▶ _Objective_: Check every line for the word "MailChimp" and state how many lines have it. Reply with the number alone.
Start Information supplied
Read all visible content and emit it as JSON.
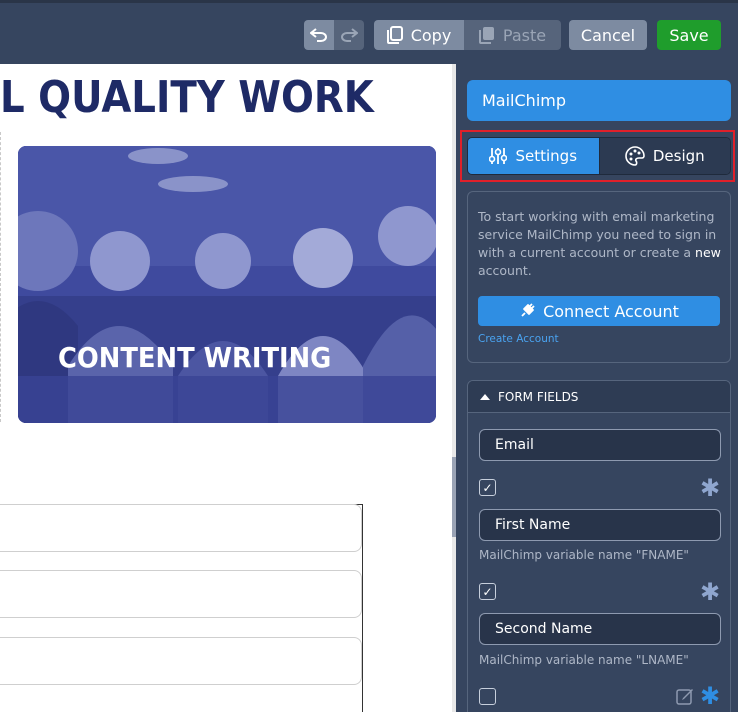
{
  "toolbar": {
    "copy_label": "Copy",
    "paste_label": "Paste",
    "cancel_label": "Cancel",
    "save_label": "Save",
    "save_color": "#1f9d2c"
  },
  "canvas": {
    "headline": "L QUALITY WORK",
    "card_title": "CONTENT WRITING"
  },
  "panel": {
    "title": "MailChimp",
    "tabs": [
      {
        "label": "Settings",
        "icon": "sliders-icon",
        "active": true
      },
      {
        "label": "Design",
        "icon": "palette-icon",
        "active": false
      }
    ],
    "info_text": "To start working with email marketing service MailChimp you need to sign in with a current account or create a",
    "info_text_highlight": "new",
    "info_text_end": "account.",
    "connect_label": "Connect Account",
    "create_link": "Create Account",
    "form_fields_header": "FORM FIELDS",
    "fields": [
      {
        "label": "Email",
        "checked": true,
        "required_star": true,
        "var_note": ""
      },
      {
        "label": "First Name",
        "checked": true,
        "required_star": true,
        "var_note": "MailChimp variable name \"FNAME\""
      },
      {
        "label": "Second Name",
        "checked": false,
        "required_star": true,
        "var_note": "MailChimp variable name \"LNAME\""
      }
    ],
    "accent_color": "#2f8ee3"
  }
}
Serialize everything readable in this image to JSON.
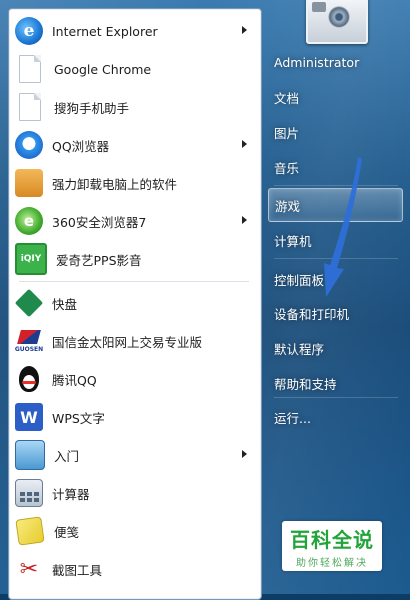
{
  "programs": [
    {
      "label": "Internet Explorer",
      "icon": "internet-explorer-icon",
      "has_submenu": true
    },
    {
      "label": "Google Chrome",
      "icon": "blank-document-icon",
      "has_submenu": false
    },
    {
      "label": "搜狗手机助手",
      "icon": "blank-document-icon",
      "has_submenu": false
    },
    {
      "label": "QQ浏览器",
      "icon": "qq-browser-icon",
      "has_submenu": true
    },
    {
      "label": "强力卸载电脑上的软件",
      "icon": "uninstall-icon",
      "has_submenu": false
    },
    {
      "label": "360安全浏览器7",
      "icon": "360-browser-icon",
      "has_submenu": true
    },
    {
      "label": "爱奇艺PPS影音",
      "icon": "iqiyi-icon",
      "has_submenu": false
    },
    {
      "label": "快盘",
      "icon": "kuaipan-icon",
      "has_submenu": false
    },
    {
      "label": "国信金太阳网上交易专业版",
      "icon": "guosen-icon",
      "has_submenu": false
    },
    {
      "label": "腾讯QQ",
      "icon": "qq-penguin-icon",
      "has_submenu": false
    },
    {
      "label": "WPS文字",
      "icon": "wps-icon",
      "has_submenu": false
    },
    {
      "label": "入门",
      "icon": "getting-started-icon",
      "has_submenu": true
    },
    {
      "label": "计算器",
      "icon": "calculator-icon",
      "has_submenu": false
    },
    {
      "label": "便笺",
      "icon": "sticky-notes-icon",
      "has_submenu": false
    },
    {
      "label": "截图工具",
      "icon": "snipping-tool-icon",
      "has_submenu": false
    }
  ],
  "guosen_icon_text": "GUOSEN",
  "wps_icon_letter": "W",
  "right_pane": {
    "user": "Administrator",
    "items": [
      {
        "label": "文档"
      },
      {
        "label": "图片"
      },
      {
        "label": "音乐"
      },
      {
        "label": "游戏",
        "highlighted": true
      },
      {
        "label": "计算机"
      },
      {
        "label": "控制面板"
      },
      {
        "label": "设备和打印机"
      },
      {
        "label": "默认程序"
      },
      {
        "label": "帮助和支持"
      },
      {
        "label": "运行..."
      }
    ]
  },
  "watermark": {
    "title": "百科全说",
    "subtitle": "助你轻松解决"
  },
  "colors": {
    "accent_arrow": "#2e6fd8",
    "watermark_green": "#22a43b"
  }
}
End Information supplied
▶ _Exercise output_: 4